## Begin
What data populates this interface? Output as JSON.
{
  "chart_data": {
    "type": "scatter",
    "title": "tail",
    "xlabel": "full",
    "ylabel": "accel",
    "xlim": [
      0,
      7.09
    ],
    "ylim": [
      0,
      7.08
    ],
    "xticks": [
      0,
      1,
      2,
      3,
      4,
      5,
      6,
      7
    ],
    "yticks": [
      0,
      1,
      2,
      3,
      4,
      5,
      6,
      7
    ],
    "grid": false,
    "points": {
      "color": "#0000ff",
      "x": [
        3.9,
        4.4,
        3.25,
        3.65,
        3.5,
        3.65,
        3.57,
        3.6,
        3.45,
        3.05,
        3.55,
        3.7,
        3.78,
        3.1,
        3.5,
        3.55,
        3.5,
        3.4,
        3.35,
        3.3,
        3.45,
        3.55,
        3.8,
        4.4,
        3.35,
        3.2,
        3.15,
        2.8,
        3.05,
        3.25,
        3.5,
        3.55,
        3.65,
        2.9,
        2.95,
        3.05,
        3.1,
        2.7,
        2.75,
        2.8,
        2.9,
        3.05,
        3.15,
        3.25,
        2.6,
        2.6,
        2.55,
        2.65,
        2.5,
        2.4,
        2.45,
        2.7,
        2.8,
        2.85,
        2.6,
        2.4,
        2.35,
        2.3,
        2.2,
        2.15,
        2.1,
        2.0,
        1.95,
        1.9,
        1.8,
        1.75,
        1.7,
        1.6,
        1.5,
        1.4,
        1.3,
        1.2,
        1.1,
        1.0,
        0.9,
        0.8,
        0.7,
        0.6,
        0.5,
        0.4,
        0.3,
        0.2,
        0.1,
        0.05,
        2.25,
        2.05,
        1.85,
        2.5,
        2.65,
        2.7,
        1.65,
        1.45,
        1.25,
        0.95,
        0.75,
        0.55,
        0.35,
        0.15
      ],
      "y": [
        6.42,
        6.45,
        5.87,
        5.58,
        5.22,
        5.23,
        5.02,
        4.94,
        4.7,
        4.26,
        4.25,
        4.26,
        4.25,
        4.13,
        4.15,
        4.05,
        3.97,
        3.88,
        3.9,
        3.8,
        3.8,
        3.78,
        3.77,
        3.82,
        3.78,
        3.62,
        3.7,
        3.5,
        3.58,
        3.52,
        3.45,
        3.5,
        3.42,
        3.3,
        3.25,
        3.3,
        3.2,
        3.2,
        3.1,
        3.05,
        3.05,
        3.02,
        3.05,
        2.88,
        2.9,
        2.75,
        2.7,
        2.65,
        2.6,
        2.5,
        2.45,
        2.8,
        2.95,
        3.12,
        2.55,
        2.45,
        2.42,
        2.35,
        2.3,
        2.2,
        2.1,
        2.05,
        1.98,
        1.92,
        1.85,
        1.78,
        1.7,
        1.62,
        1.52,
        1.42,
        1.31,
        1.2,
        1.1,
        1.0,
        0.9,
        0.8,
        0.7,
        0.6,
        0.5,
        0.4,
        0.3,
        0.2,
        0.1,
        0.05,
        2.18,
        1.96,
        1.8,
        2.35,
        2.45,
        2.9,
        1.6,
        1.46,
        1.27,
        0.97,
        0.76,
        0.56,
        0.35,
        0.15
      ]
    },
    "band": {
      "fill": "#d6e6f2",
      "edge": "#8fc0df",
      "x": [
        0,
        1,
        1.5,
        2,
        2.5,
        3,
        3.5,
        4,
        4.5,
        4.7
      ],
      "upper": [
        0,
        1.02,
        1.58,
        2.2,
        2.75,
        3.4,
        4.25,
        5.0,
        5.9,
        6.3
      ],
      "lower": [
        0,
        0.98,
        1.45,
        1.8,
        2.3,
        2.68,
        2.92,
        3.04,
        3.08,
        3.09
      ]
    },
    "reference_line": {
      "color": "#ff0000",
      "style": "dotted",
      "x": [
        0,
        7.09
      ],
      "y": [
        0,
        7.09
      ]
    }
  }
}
## End
Print the whole listing again, exactly.

__Final answer__.
What data populates this interface? Output as JSON.
{
  "chart_data": {
    "type": "scatter",
    "title": "tail",
    "xlabel": "full",
    "ylabel": "accel",
    "xlim": [
      0,
      7.09
    ],
    "ylim": [
      0,
      7.08
    ],
    "xticks": [
      0,
      1,
      2,
      3,
      4,
      5,
      6,
      7
    ],
    "yticks": [
      0,
      1,
      2,
      3,
      4,
      5,
      6,
      7
    ],
    "grid": false,
    "points": {
      "color": "#0000ff",
      "x": [
        3.9,
        4.4,
        3.25,
        3.65,
        3.5,
        3.65,
        3.57,
        3.6,
        3.45,
        3.05,
        3.55,
        3.7,
        3.78,
        3.1,
        3.5,
        3.55,
        3.5,
        3.4,
        3.35,
        3.3,
        3.45,
        3.55,
        3.8,
        4.4,
        3.35,
        3.2,
        3.15,
        2.8,
        3.05,
        3.25,
        3.5,
        3.55,
        3.65,
        2.9,
        2.95,
        3.05,
        3.1,
        2.7,
        2.75,
        2.8,
        2.9,
        3.05,
        3.15,
        3.25,
        2.6,
        2.6,
        2.55,
        2.65,
        2.5,
        2.4,
        2.45,
        2.7,
        2.8,
        2.85,
        2.6,
        2.4,
        2.35,
        2.3,
        2.2,
        2.15,
        2.1,
        2.0,
        1.95,
        1.9,
        1.8,
        1.75,
        1.7,
        1.6,
        1.5,
        1.4,
        1.3,
        1.2,
        1.1,
        1.0,
        0.9,
        0.8,
        0.7,
        0.6,
        0.5,
        0.4,
        0.3,
        0.2,
        0.1,
        0.05,
        2.25,
        2.05,
        1.85,
        2.5,
        2.65,
        2.7,
        1.65,
        1.45,
        1.25,
        0.95,
        0.75,
        0.55,
        0.35,
        0.15
      ],
      "y": [
        6.42,
        6.45,
        5.87,
        5.58,
        5.22,
        5.23,
        5.02,
        4.94,
        4.7,
        4.26,
        4.25,
        4.26,
        4.25,
        4.13,
        4.15,
        4.05,
        3.97,
        3.88,
        3.9,
        3.8,
        3.8,
        3.78,
        3.77,
        3.82,
        3.78,
        3.62,
        3.7,
        3.5,
        3.58,
        3.52,
        3.45,
        3.5,
        3.42,
        3.3,
        3.25,
        3.3,
        3.2,
        3.2,
        3.1,
        3.05,
        3.05,
        3.02,
        3.05,
        2.88,
        2.9,
        2.75,
        2.7,
        2.65,
        2.6,
        2.5,
        2.45,
        2.8,
        2.95,
        3.12,
        2.55,
        2.45,
        2.42,
        2.35,
        2.3,
        2.2,
        2.1,
        2.05,
        1.98,
        1.92,
        1.85,
        1.78,
        1.7,
        1.62,
        1.52,
        1.42,
        1.31,
        1.2,
        1.1,
        1.0,
        0.9,
        0.8,
        0.7,
        0.6,
        0.5,
        0.4,
        0.3,
        0.2,
        0.1,
        0.05,
        2.18,
        1.96,
        1.8,
        2.35,
        2.45,
        2.9,
        1.6,
        1.46,
        1.27,
        0.97,
        0.76,
        0.56,
        0.35,
        0.15
      ]
    },
    "band": {
      "fill": "#d6e6f2",
      "edge": "#8fc0df",
      "x": [
        0,
        1,
        1.5,
        2,
        2.5,
        3,
        3.5,
        4,
        4.5,
        4.7
      ],
      "upper": [
        0,
        1.02,
        1.58,
        2.2,
        2.75,
        3.4,
        4.25,
        5.0,
        5.9,
        6.3
      ],
      "lower": [
        0,
        0.98,
        1.45,
        1.8,
        2.3,
        2.68,
        2.92,
        3.04,
        3.08,
        3.09
      ]
    },
    "reference_line": {
      "color": "#ff0000",
      "style": "dotted",
      "x": [
        0,
        7.09
      ],
      "y": [
        0,
        7.09
      ]
    }
  }
}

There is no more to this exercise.